--- Start Data for this exercise ---

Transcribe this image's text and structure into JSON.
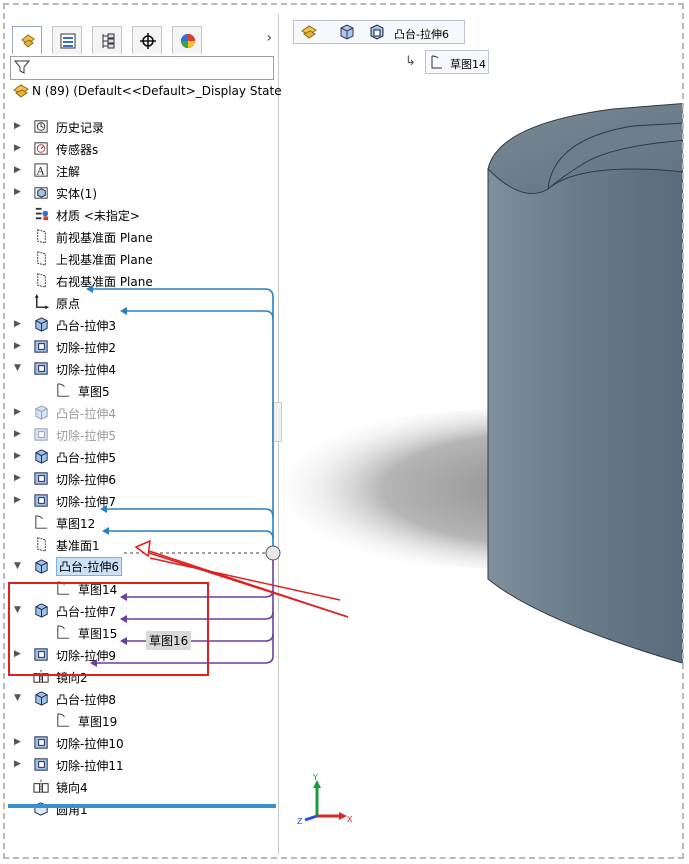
{
  "root": {
    "label": "N (89)  (Default<<Default>_Display State"
  },
  "tree": [
    {
      "label": "历史记录",
      "icon": "history-icon",
      "arrow": "right",
      "depth": 0
    },
    {
      "label": "传感器s",
      "icon": "sensor-icon",
      "arrow": "right",
      "depth": 0
    },
    {
      "label": "注解",
      "icon": "annotation-icon",
      "arrow": "right",
      "depth": 0
    },
    {
      "label": "实体(1)",
      "icon": "solid-body-icon",
      "arrow": "right",
      "depth": 0
    },
    {
      "label": "材质 <未指定>",
      "icon": "material-icon",
      "arrow": "none",
      "depth": 0
    },
    {
      "label": "前视基准面 Plane",
      "icon": "plane-icon",
      "arrow": "none",
      "depth": 0
    },
    {
      "label": "上视基准面 Plane",
      "icon": "plane-icon",
      "arrow": "none",
      "depth": 0
    },
    {
      "label": "右视基准面 Plane",
      "icon": "plane-icon",
      "arrow": "none",
      "depth": 0
    },
    {
      "label": "原点",
      "icon": "origin-icon",
      "arrow": "none",
      "depth": 0
    },
    {
      "label": "凸台-拉伸3",
      "icon": "boss-extrude-icon",
      "arrow": "right",
      "depth": 0
    },
    {
      "label": "切除-拉伸2",
      "icon": "cut-extrude-icon",
      "arrow": "right",
      "depth": 0
    },
    {
      "label": "切除-拉伸4",
      "icon": "cut-extrude-icon",
      "arrow": "down",
      "depth": 0
    },
    {
      "label": "草图5",
      "icon": "sketch-icon",
      "arrow": "none",
      "depth": 1
    },
    {
      "label": "凸台-拉伸4",
      "icon": "boss-extrude-icon",
      "arrow": "right",
      "depth": 0,
      "dim": true
    },
    {
      "label": "切除-拉伸5",
      "icon": "cut-extrude-icon",
      "arrow": "right",
      "depth": 0,
      "dim": true
    },
    {
      "label": "凸台-拉伸5",
      "icon": "boss-extrude-icon",
      "arrow": "right",
      "depth": 0
    },
    {
      "label": "切除-拉伸6",
      "icon": "cut-extrude-icon",
      "arrow": "right",
      "depth": 0
    },
    {
      "label": "切除-拉伸7",
      "icon": "cut-extrude-icon",
      "arrow": "right",
      "depth": 0
    },
    {
      "label": "草图12",
      "icon": "sketch-icon",
      "arrow": "none",
      "depth": 0
    },
    {
      "label": "基准面1",
      "icon": "plane-icon",
      "arrow": "none",
      "depth": 0
    },
    {
      "label": "凸台-拉伸6",
      "icon": "boss-extrude-icon",
      "arrow": "down",
      "depth": 0,
      "selected": true
    },
    {
      "label": "草图14",
      "icon": "sketch-icon",
      "arrow": "none",
      "depth": 1
    },
    {
      "label": "凸台-拉伸7",
      "icon": "boss-extrude-icon",
      "arrow": "down",
      "depth": 0
    },
    {
      "label": "草图15",
      "icon": "sketch-icon",
      "arrow": "none",
      "depth": 1
    },
    {
      "label": "切除-拉伸9",
      "icon": "cut-extrude-icon",
      "arrow": "right",
      "depth": 0
    },
    {
      "label": "镜向2",
      "icon": "mirror-icon",
      "arrow": "none",
      "depth": 0
    },
    {
      "label": "凸台-拉伸8",
      "icon": "boss-extrude-icon",
      "arrow": "down",
      "depth": 0
    },
    {
      "label": "草图19",
      "icon": "sketch-icon",
      "arrow": "none",
      "depth": 1
    },
    {
      "label": "切除-拉伸10",
      "icon": "cut-extrude-icon",
      "arrow": "right",
      "depth": 0
    },
    {
      "label": "切除-拉伸11",
      "icon": "cut-extrude-icon",
      "arrow": "right",
      "depth": 0
    },
    {
      "label": "镜向4",
      "icon": "mirror-icon",
      "arrow": "none",
      "depth": 0
    },
    {
      "label": "圆角1",
      "icon": "fillet-icon",
      "arrow": "none",
      "depth": 0
    }
  ],
  "tooltip": "草图16",
  "breadcrumb": {
    "feature": "凸台-拉伸6",
    "sketch": "草图14"
  },
  "triad": {
    "x": "X",
    "y": "Y",
    "z": "Z"
  },
  "colors": {
    "accent_blue": "#2a7fc1",
    "accent_purple": "#6a3fa0",
    "highlight_red": "#e02020",
    "selection_bg": "#c9e2f7"
  }
}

--- End Data for this exercise ---

Task details:
Repeat the records in full, exactly as they appear, without the pictures.

Result of this exercise:
Transcribe this image's text and structure into JSON.
{
  "root": {
    "label": "N (89)  (Default<<Default>_Display State"
  },
  "tree": [
    {
      "label": "历史记录",
      "icon": "history-icon",
      "arrow": "right",
      "depth": 0
    },
    {
      "label": "传感器s",
      "icon": "sensor-icon",
      "arrow": "right",
      "depth": 0
    },
    {
      "label": "注解",
      "icon": "annotation-icon",
      "arrow": "right",
      "depth": 0
    },
    {
      "label": "实体(1)",
      "icon": "solid-body-icon",
      "arrow": "right",
      "depth": 0
    },
    {
      "label": "材质 <未指定>",
      "icon": "material-icon",
      "arrow": "none",
      "depth": 0
    },
    {
      "label": "前视基准面 Plane",
      "icon": "plane-icon",
      "arrow": "none",
      "depth": 0
    },
    {
      "label": "上视基准面 Plane",
      "icon": "plane-icon",
      "arrow": "none",
      "depth": 0
    },
    {
      "label": "右视基准面 Plane",
      "icon": "plane-icon",
      "arrow": "none",
      "depth": 0
    },
    {
      "label": "原点",
      "icon": "origin-icon",
      "arrow": "none",
      "depth": 0
    },
    {
      "label": "凸台-拉伸3",
      "icon": "boss-extrude-icon",
      "arrow": "right",
      "depth": 0
    },
    {
      "label": "切除-拉伸2",
      "icon": "cut-extrude-icon",
      "arrow": "right",
      "depth": 0
    },
    {
      "label": "切除-拉伸4",
      "icon": "cut-extrude-icon",
      "arrow": "down",
      "depth": 0
    },
    {
      "label": "草图5",
      "icon": "sketch-icon",
      "arrow": "none",
      "depth": 1
    },
    {
      "label": "凸台-拉伸4",
      "icon": "boss-extrude-icon",
      "arrow": "right",
      "depth": 0,
      "dim": true
    },
    {
      "label": "切除-拉伸5",
      "icon": "cut-extrude-icon",
      "arrow": "right",
      "depth": 0,
      "dim": true
    },
    {
      "label": "凸台-拉伸5",
      "icon": "boss-extrude-icon",
      "arrow": "right",
      "depth": 0
    },
    {
      "label": "切除-拉伸6",
      "icon": "cut-extrude-icon",
      "arrow": "right",
      "depth": 0
    },
    {
      "label": "切除-拉伸7",
      "icon": "cut-extrude-icon",
      "arrow": "right",
      "depth": 0
    },
    {
      "label": "草图12",
      "icon": "sketch-icon",
      "arrow": "none",
      "depth": 0
    },
    {
      "label": "基准面1",
      "icon": "plane-icon",
      "arrow": "none",
      "depth": 0
    },
    {
      "label": "凸台-拉伸6",
      "icon": "boss-extrude-icon",
      "arrow": "down",
      "depth": 0,
      "selected": true
    },
    {
      "label": "草图14",
      "icon": "sketch-icon",
      "arrow": "none",
      "depth": 1
    },
    {
      "label": "凸台-拉伸7",
      "icon": "boss-extrude-icon",
      "arrow": "down",
      "depth": 0
    },
    {
      "label": "草图15",
      "icon": "sketch-icon",
      "arrow": "none",
      "depth": 1
    },
    {
      "label": "切除-拉伸9",
      "icon": "cut-extrude-icon",
      "arrow": "right",
      "depth": 0
    },
    {
      "label": "镜向2",
      "icon": "mirror-icon",
      "arrow": "none",
      "depth": 0
    },
    {
      "label": "凸台-拉伸8",
      "icon": "boss-extrude-icon",
      "arrow": "down",
      "depth": 0
    },
    {
      "label": "草图19",
      "icon": "sketch-icon",
      "arrow": "none",
      "depth": 1
    },
    {
      "label": "切除-拉伸10",
      "icon": "cut-extrude-icon",
      "arrow": "right",
      "depth": 0
    },
    {
      "label": "切除-拉伸11",
      "icon": "cut-extrude-icon",
      "arrow": "right",
      "depth": 0
    },
    {
      "label": "镜向4",
      "icon": "mirror-icon",
      "arrow": "none",
      "depth": 0
    },
    {
      "label": "圆角1",
      "icon": "fillet-icon",
      "arrow": "none",
      "depth": 0
    }
  ],
  "tooltip": "草图16",
  "breadcrumb": {
    "feature": "凸台-拉伸6",
    "sketch": "草图14"
  },
  "triad": {
    "x": "X",
    "y": "Y",
    "z": "Z"
  },
  "colors": {
    "accent_blue": "#2a7fc1",
    "accent_purple": "#6a3fa0",
    "highlight_red": "#e02020",
    "selection_bg": "#c9e2f7"
  }
}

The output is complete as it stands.